▶ _What you are asked to do_
Quote each record exactly, please, leaving none out.

▶ _Dataset excerpts_

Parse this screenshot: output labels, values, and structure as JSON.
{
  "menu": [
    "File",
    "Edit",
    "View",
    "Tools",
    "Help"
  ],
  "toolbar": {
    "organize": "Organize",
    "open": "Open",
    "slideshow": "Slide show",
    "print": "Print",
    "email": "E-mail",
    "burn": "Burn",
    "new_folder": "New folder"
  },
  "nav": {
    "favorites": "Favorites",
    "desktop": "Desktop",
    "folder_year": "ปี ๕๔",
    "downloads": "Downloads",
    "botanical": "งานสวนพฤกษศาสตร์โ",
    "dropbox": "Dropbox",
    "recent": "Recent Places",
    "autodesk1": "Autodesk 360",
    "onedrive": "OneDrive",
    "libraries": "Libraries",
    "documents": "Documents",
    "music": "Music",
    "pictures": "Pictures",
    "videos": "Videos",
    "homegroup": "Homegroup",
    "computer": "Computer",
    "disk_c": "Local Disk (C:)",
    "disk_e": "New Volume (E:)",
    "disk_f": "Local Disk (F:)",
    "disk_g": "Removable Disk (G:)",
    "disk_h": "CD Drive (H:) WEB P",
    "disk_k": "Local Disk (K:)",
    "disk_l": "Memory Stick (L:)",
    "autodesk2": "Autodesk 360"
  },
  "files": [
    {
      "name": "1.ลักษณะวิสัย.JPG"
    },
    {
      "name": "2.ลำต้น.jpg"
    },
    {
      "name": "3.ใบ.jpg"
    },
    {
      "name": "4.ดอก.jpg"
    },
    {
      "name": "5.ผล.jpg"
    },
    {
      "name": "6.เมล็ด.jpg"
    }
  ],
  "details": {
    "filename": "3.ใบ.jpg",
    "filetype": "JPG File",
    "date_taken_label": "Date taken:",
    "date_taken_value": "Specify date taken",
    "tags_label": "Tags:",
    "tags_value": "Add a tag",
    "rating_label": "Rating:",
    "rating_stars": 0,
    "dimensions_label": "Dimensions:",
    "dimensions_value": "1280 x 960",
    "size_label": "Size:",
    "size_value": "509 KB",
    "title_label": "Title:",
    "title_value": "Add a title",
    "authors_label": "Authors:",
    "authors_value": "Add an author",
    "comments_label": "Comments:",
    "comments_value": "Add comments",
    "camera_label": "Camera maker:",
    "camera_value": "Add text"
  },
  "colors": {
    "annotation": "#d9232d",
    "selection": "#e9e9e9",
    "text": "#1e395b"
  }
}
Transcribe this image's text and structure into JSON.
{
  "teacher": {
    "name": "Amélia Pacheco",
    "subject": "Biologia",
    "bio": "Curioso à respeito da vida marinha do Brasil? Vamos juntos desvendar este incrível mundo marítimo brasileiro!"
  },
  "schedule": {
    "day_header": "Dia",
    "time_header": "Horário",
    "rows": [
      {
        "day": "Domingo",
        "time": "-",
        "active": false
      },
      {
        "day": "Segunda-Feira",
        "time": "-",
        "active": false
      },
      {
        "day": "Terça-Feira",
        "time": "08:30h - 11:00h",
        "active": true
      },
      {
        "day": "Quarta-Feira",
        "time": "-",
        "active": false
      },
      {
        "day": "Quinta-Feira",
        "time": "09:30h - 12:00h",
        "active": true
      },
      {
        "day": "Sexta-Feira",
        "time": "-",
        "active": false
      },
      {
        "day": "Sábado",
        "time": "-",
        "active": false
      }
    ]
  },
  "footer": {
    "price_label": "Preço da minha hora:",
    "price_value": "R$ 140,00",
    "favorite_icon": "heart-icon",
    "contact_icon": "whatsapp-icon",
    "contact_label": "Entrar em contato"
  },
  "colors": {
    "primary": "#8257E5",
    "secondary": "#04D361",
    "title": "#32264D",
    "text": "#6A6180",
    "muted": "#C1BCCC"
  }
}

▶ _Task answer_
Parse this screenshot: output labels, values, and structure as JSON.
{
  "menu": [
    "File",
    "Edit",
    "View",
    "Tools",
    "Help"
  ],
  "toolbar": {
    "organize": "Organize",
    "open": "Open",
    "slideshow": "Slide show",
    "print": "Print",
    "email": "E-mail",
    "burn": "Burn",
    "new_folder": "New folder"
  },
  "nav": {
    "favorites": "Favorites",
    "desktop": "Desktop",
    "folder_year": "ปี ๕๔",
    "downloads": "Downloads",
    "botanical": "งานสวนพฤกษศาสตร์โ",
    "dropbox": "Dropbox",
    "recent": "Recent Places",
    "autodesk1": "Autodesk 360",
    "onedrive": "OneDrive",
    "libraries": "Libraries",
    "documents": "Documents",
    "music": "Music",
    "pictures": "Pictures",
    "videos": "Videos",
    "homegroup": "Homegroup",
    "computer": "Computer",
    "disk_c": "Local Disk (C:)",
    "disk_e": "New Volume (E:)",
    "disk_f": "Local Disk (F:)",
    "disk_g": "Removable Disk (G:)",
    "disk_h": "CD Drive (H:) WEB P",
    "disk_k": "Local Disk (K:)",
    "disk_l": "Memory Stick (L:)",
    "autodesk2": "Autodesk 360"
  },
  "files": [
    {
      "name": "1.ลักษณะวิสัย.JPG"
    },
    {
      "name": "2.ลำต้น.jpg"
    },
    {
      "name": "3.ใบ.jpg"
    },
    {
      "name": "4.ดอก.jpg"
    },
    {
      "name": "5.ผล.jpg"
    },
    {
      "name": "6.เมล็ด.jpg"
    }
  ],
  "details": {
    "filename": "3.ใบ.jpg",
    "filetype": "JPG File",
    "date_taken_label": "Date taken:",
    "date_taken_value": "Specify date taken",
    "tags_label": "Tags:",
    "tags_value": "Add a tag",
    "rating_label": "Rating:",
    "rating_stars": 0,
    "dimensions_label": "Dimensions:",
    "dimensions_value": "1280 x 960",
    "size_label": "Size:",
    "size_value": "509 KB",
    "title_label": "Title:",
    "title_value": "Add a title",
    "authors_label": "Authors:",
    "authors_value": "Add an author",
    "comments_label": "Comments:",
    "comments_value": "Add comments",
    "camera_label": "Camera maker:",
    "camera_value": "Add text"
  },
  "colors": {
    "annotation": "#d9232d",
    "selection": "#e9e9e9",
    "text": "#1e395b"
  }
}
Transcribe this image's text and structure into JSON.
{
  "teacher": {
    "name": "Amélia Pacheco",
    "subject": "Biologia",
    "bio": "Curioso à respeito da vida marinha do Brasil? Vamos juntos desvendar este incrível mundo marítimo brasileiro!"
  },
  "schedule": {
    "day_header": "Dia",
    "time_header": "Horário",
    "rows": [
      {
        "day": "Domingo",
        "time": "-",
        "active": false
      },
      {
        "day": "Segunda-Feira",
        "time": "-",
        "active": false
      },
      {
        "day": "Terça-Feira",
        "time": "08:30h - 11:00h",
        "active": true
      },
      {
        "day": "Quarta-Feira",
        "time": "-",
        "active": false
      },
      {
        "day": "Quinta-Feira",
        "time": "09:30h - 12:00h",
        "active": true
      },
      {
        "day": "Sexta-Feira",
        "time": "-",
        "active": false
      },
      {
        "day": "Sábado",
        "time": "-",
        "active": false
      }
    ]
  },
  "footer": {
    "price_label": "Preço da minha hora:",
    "price_value": "R$ 140,00",
    "favorite_icon": "heart-icon",
    "contact_icon": "whatsapp-icon",
    "contact_label": "Entrar em contato"
  },
  "colors": {
    "primary": "#8257E5",
    "secondary": "#04D361",
    "title": "#32264D",
    "text": "#6A6180",
    "muted": "#C1BCCC"
  }
}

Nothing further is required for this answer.